» **OBJECTIVE**
Will you write out the data exactly, excluding every picture?

» **MATERIALS PROVIDED**
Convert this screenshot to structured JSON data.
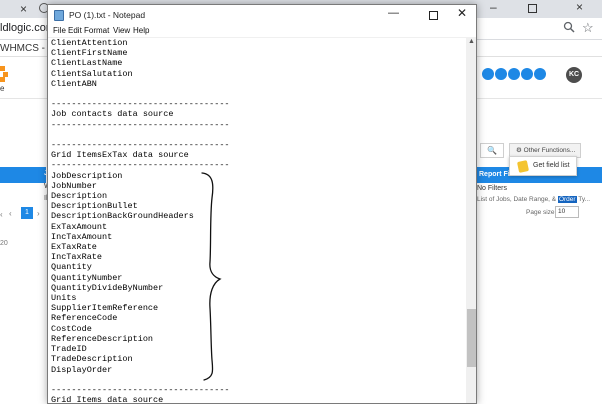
{
  "browser": {
    "tab_close": "×",
    "url_text": "ldlogic.com.a",
    "bookmark_text": "WHMCS - Login",
    "zoom_icon": "zoom-icon",
    "star_icon": "star-icon",
    "win_min": "–",
    "win_close": "×"
  },
  "background_app": {
    "logo_text": "e",
    "avatar_initials": "KC",
    "search_glyph": "🔍",
    "other_functions_label": "⚙ Other Functions...  ⌄",
    "dropdown_item": "Get field list",
    "report_filter_title": "Report Filter",
    "left_header_fragment": "Jo",
    "left_row1": "W",
    "left_row2": "Ill",
    "no_filters": "No Filters",
    "filter_list_prefix": "List of Jobs, Date Range, & ",
    "filter_list_highlight": "Order",
    "filter_list_suffix": " Ty...",
    "page_size_label": "Page size:",
    "page_size_value": "10",
    "pager_prev": "‹",
    "pager_current": "1",
    "pager_next": "›",
    "count_fragment": "20",
    "accent_color": "#1e88e5",
    "logo_color": "#f7941d"
  },
  "notepad": {
    "title": "PO (1).txt - Notepad",
    "menu": [
      "File",
      "Edit",
      "Format",
      "View",
      "Help"
    ],
    "lines": [
      "ClientAttention",
      "ClientFirstName",
      "ClientLastName",
      "ClientSalutation",
      "ClientABN",
      "",
      "-----------------------------------",
      "Job contacts data source",
      "-----------------------------------",
      "",
      "-----------------------------------",
      "Grid ItemsExTax data source",
      "-----------------------------------",
      "JobDescription",
      "JobNumber",
      "Description",
      "DescriptionBullet",
      "DescriptionBackGroundHeaders",
      "ExTaxAmount",
      "IncTaxAmount",
      "ExTaxRate",
      "IncTaxRate",
      "Quantity",
      "QuantityNumber",
      "QuantityDivideByNumber",
      "Units",
      "SupplierItemReference",
      "ReferenceCode",
      "CostCode",
      "ReferenceDescription",
      "TradeID",
      "TradeDescription",
      "DisplayOrder",
      "",
      "-----------------------------------",
      "Grid Items data source"
    ]
  }
}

» **RESPONSE**
Convert this screenshot to structured JSON data.
{
  "browser": {
    "tab_close": "×",
    "url_text": "ldlogic.com.a",
    "bookmark_text": "WHMCS - Login",
    "zoom_icon": "zoom-icon",
    "star_icon": "star-icon",
    "win_min": "–",
    "win_close": "×"
  },
  "background_app": {
    "logo_text": "e",
    "avatar_initials": "KC",
    "search_glyph": "🔍",
    "other_functions_label": "⚙ Other Functions...  ⌄",
    "dropdown_item": "Get field list",
    "report_filter_title": "Report Filter",
    "left_header_fragment": "Jo",
    "left_row1": "W",
    "left_row2": "Ill",
    "no_filters": "No Filters",
    "filter_list_prefix": "List of Jobs, Date Range, & ",
    "filter_list_highlight": "Order",
    "filter_list_suffix": " Ty...",
    "page_size_label": "Page size:",
    "page_size_value": "10",
    "pager_prev": "‹",
    "pager_current": "1",
    "pager_next": "›",
    "count_fragment": "20",
    "accent_color": "#1e88e5",
    "logo_color": "#f7941d"
  },
  "notepad": {
    "title": "PO (1).txt - Notepad",
    "menu": [
      "File",
      "Edit",
      "Format",
      "View",
      "Help"
    ],
    "lines": [
      "ClientAttention",
      "ClientFirstName",
      "ClientLastName",
      "ClientSalutation",
      "ClientABN",
      "",
      "-----------------------------------",
      "Job contacts data source",
      "-----------------------------------",
      "",
      "-----------------------------------",
      "Grid ItemsExTax data source",
      "-----------------------------------",
      "JobDescription",
      "JobNumber",
      "Description",
      "DescriptionBullet",
      "DescriptionBackGroundHeaders",
      "ExTaxAmount",
      "IncTaxAmount",
      "ExTaxRate",
      "IncTaxRate",
      "Quantity",
      "QuantityNumber",
      "QuantityDivideByNumber",
      "Units",
      "SupplierItemReference",
      "ReferenceCode",
      "CostCode",
      "ReferenceDescription",
      "TradeID",
      "TradeDescription",
      "DisplayOrder",
      "",
      "-----------------------------------",
      "Grid Items data source"
    ]
  }
}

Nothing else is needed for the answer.